Material supplied:
+ + + + + + +

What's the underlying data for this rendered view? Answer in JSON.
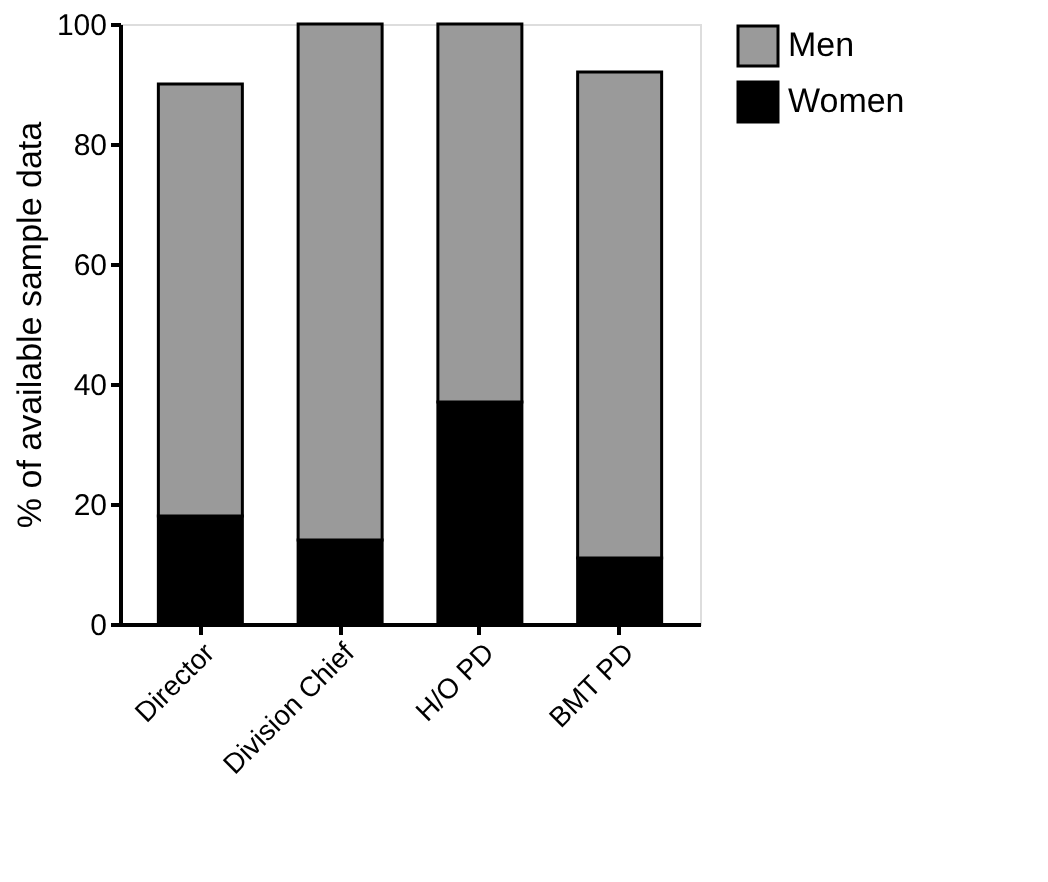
{
  "chart_data": {
    "type": "bar",
    "stacked": true,
    "ylabel": "% of available sample data",
    "categories": [
      "Director",
      "Division Chief",
      "H/O PD",
      "BMT PD"
    ],
    "series": [
      {
        "name": "Women",
        "color": "#000000",
        "values": [
          18,
          14,
          37,
          11
        ]
      },
      {
        "name": "Men",
        "color": "#9a9a9a",
        "values": [
          72,
          86,
          63,
          81
        ]
      }
    ],
    "ylim": [
      0,
      100
    ],
    "yticks": [
      0,
      20,
      40,
      60,
      80,
      100
    ],
    "grid": false,
    "legend": "top right"
  }
}
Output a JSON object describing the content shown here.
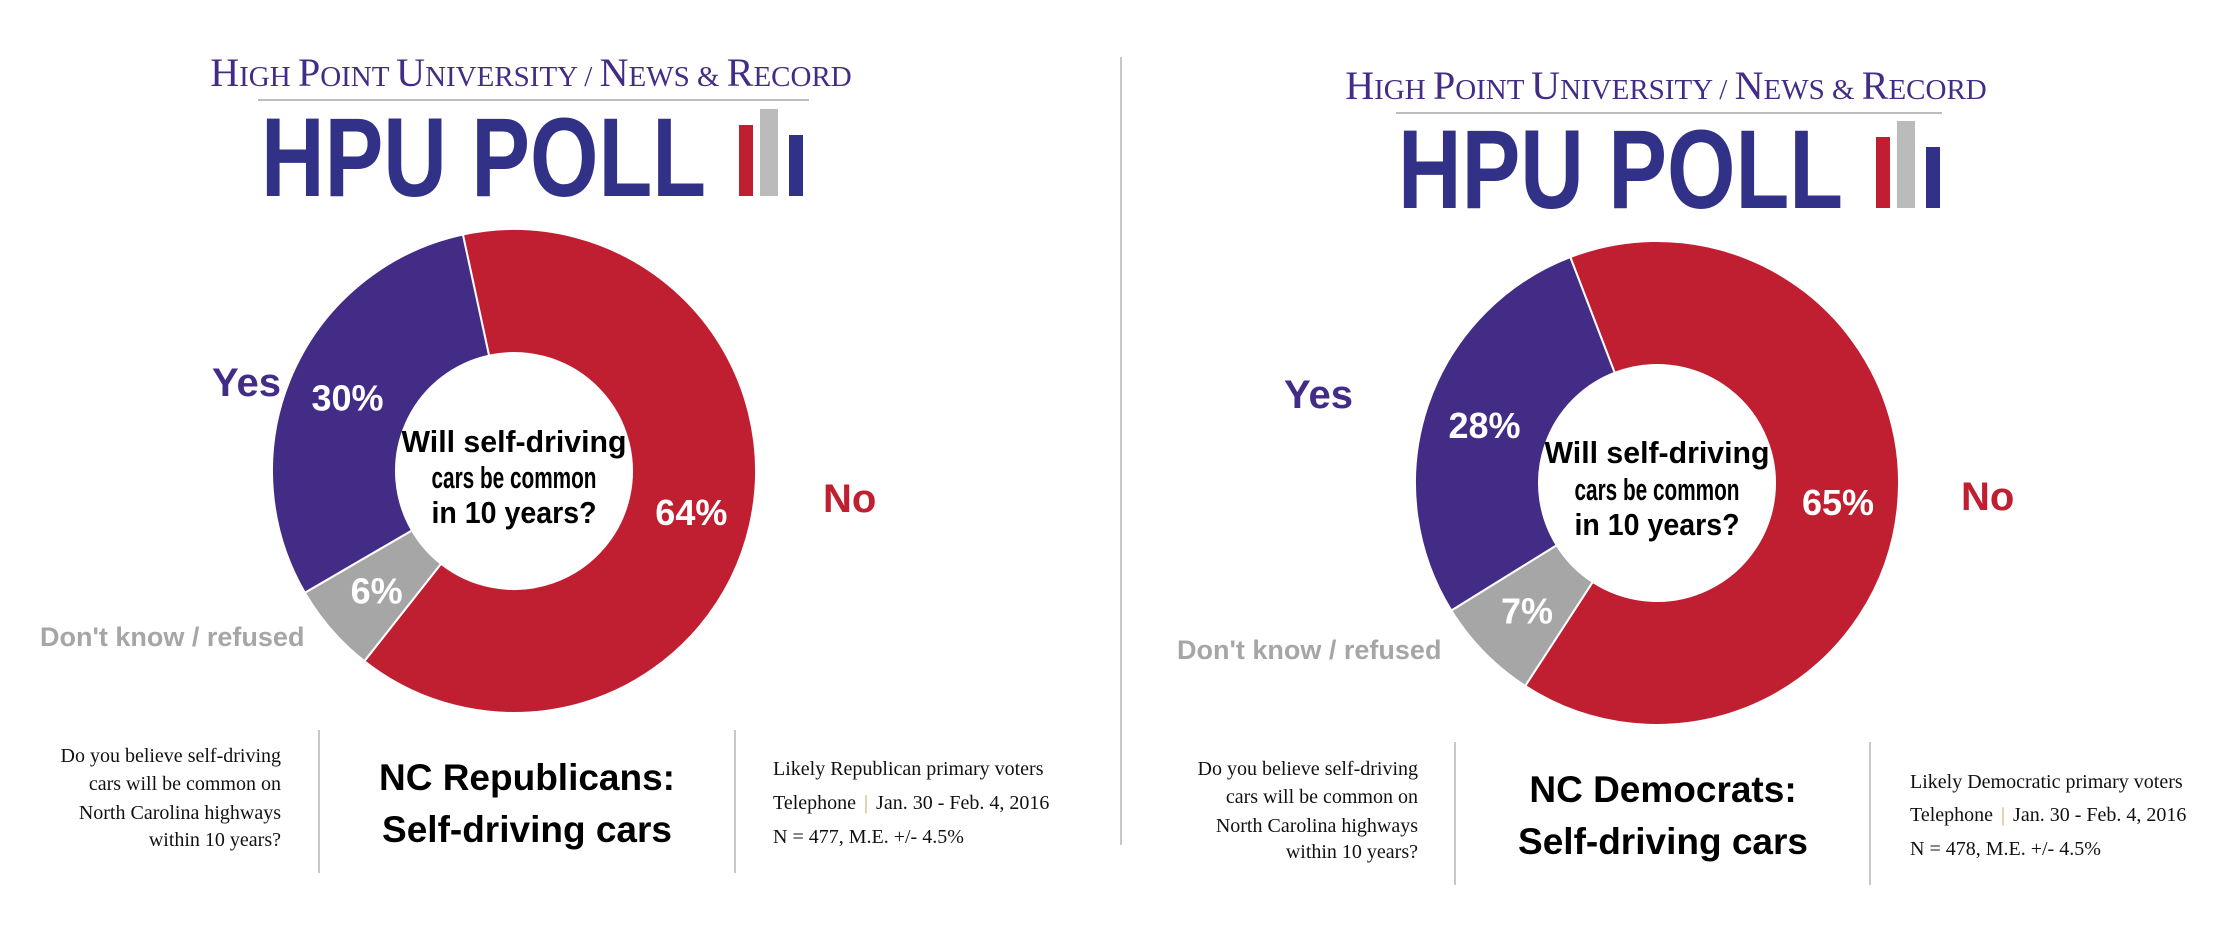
{
  "colors": {
    "yes": "#432c86",
    "no": "#c01f32",
    "dk": "#a6a6a6",
    "logo_navy": "#313187",
    "logo_gray": "#bbbbbb",
    "divider": "#c8c8c8",
    "pipe": "#c9a464"
  },
  "panels": [
    {
      "header": {
        "title_parts": [
          "H",
          "IGH ",
          "P",
          "OINT ",
          "U",
          "NIVERSITY / ",
          "N",
          "EWS & ",
          "R",
          "ECORD"
        ],
        "logo_text": "HPU POLL"
      },
      "center_question": [
        "Will self-driving",
        "cars be common",
        "in 10 years?"
      ],
      "labels": {
        "yes": "Yes",
        "no": "No",
        "dk": "Don't know / refused"
      },
      "question": [
        "Do you believe self-driving",
        "cars will be common on",
        "North Carolina highways",
        "within 10 years?"
      ],
      "heading": [
        "NC Republicans:",
        "Self-driving cars"
      ],
      "info": {
        "population": "Likely Republican primary voters",
        "method": "Telephone",
        "pipe": "|",
        "dates": "Jan. 30 - Feb. 4, 2016",
        "sample": "N = 477, M.E. +/- 4.5%"
      }
    },
    {
      "header": {
        "title_parts": [
          "H",
          "IGH ",
          "P",
          "OINT ",
          "U",
          "NIVERSITY / ",
          "N",
          "EWS & ",
          "R",
          "ECORD"
        ],
        "logo_text": "HPU POLL"
      },
      "center_question": [
        "Will self-driving",
        "cars be common",
        "in 10 years?"
      ],
      "labels": {
        "yes": "Yes",
        "no": "No",
        "dk": "Don't know / refused"
      },
      "question": [
        "Do you believe self-driving",
        "cars will be common on",
        "North Carolina highways",
        "within 10 years?"
      ],
      "heading": [
        "NC Democrats:",
        "Self-driving cars"
      ],
      "info": {
        "population": "Likely Democratic primary voters",
        "method": "Telephone",
        "pipe": "|",
        "dates": "Jan. 30 - Feb. 4, 2016",
        "sample": "N = 478, M.E. +/- 4.5%"
      }
    }
  ],
  "chart_data": [
    {
      "type": "pie",
      "title": "NC Republicans: Self-driving cars",
      "subtitle": "Will self-driving cars be common in 10 years?",
      "categories": [
        "No",
        "Don't know / refused",
        "Yes"
      ],
      "values": [
        64,
        6,
        30
      ],
      "value_labels": [
        "64%",
        "6%",
        "30%"
      ],
      "unit": "%"
    },
    {
      "type": "pie",
      "title": "NC Democrats: Self-driving cars",
      "subtitle": "Will self-driving cars be common in 10 years?",
      "categories": [
        "No",
        "Don't know / refused",
        "Yes"
      ],
      "values": [
        65,
        7,
        28
      ],
      "value_labels": [
        "65%",
        "7%",
        "28%"
      ],
      "unit": "%"
    }
  ]
}
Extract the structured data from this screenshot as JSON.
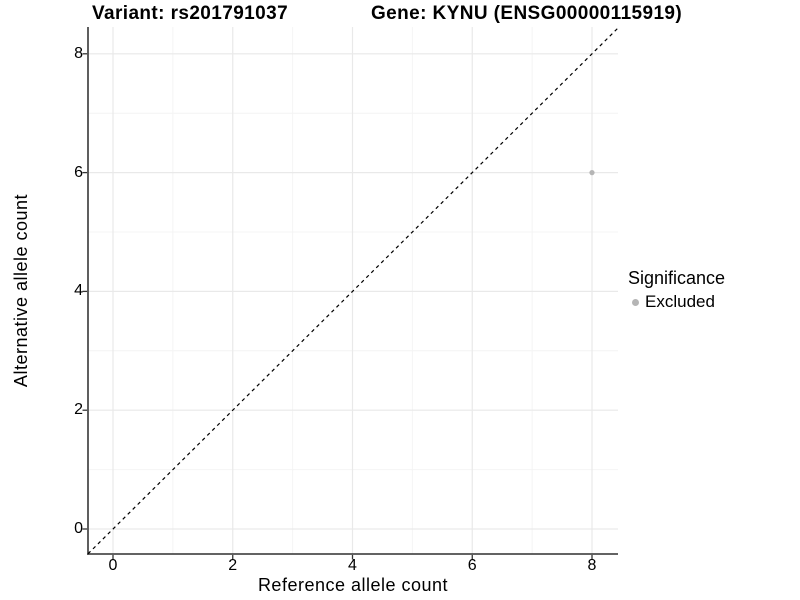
{
  "titles": {
    "variant": "Variant: rs201791037",
    "gene": "Gene: KYNU (ENSG00000115919)"
  },
  "axes": {
    "x_label": "Reference allele count",
    "y_label": "Alternative allele count"
  },
  "legend": {
    "title": "Significance",
    "items": [
      {
        "label": "Excluded",
        "color": "#b5b5b5"
      }
    ]
  },
  "chart_data": {
    "type": "scatter",
    "title": "Variant: rs201791037 / Gene: KYNU (ENSG00000115919)",
    "xlabel": "Reference allele count",
    "ylabel": "Alternative allele count",
    "xlim": [
      -0.42,
      8.45
    ],
    "ylim": [
      -0.42,
      8.45
    ],
    "x_ticks": [
      "0",
      "2",
      "4",
      "6",
      "8"
    ],
    "x_tick_values": [
      0,
      2,
      4,
      6,
      8
    ],
    "y_ticks": [
      "0",
      "2",
      "4",
      "6",
      "8"
    ],
    "y_tick_values": [
      0,
      2,
      4,
      6,
      8
    ],
    "gridlines_major": [
      0,
      2,
      4,
      6,
      8
    ],
    "gridlines_minor": [
      1,
      3,
      5,
      7
    ],
    "grid": true,
    "legend_position": "right",
    "series": [
      {
        "name": "Excluded",
        "points": [
          {
            "x": 8,
            "y": 6
          }
        ],
        "color": "#b5b5b5"
      }
    ],
    "reference_line": {
      "type": "identity",
      "slope": 1,
      "intercept": 0,
      "style": "dashed",
      "color": "#000000"
    },
    "colors": {
      "axis_line": "#4d4d4d",
      "tick_mark": "#333333",
      "grid_major": "#e9e9e9",
      "grid_minor": "#f4f4f4",
      "point": "#b5b5b5",
      "text": "#000000",
      "background": "#ffffff"
    }
  }
}
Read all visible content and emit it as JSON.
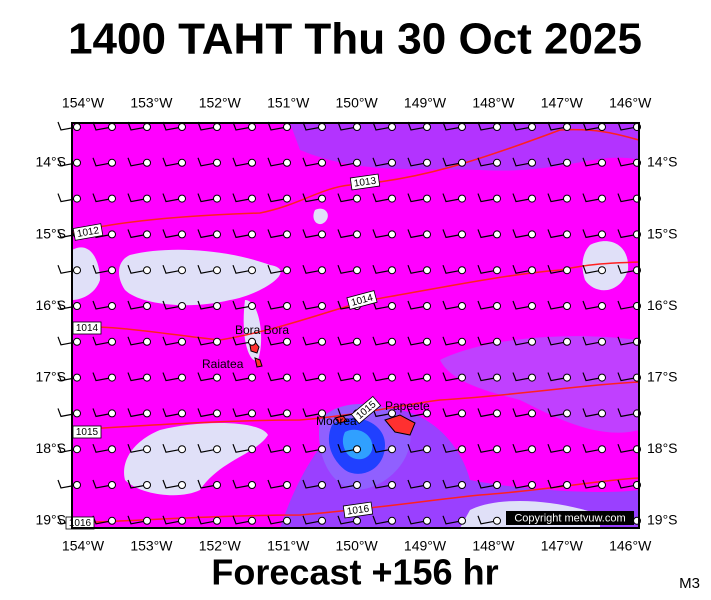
{
  "title": "1400 TAHT Thu 30 Oct 2025",
  "footer": "Forecast +156 hr",
  "corner_label": "M3",
  "copyright": "Copyright metvuw.com",
  "lon_labels": [
    "154°W",
    "153°W",
    "152°W",
    "151°W",
    "150°W",
    "149°W",
    "148°W",
    "147°W",
    "146°W"
  ],
  "lat_labels": [
    "14°S",
    "15°S",
    "16°S",
    "17°S",
    "18°S",
    "19°S"
  ],
  "places": [
    "Bora Bora",
    "Raiatea",
    "Moorea",
    "Papeete"
  ],
  "isobar_labels": [
    "1012",
    "1013",
    "1014",
    "1014",
    "1015",
    "1015",
    "1016",
    "1016"
  ]
}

+ + + + + + +

Your goal:
Search the listing for the word "this" and return each line that holds it.

Exercise result:
What's the underlying data for this rendered view? Answer in JSON.
Extract the structured data from this screenshot as JSON.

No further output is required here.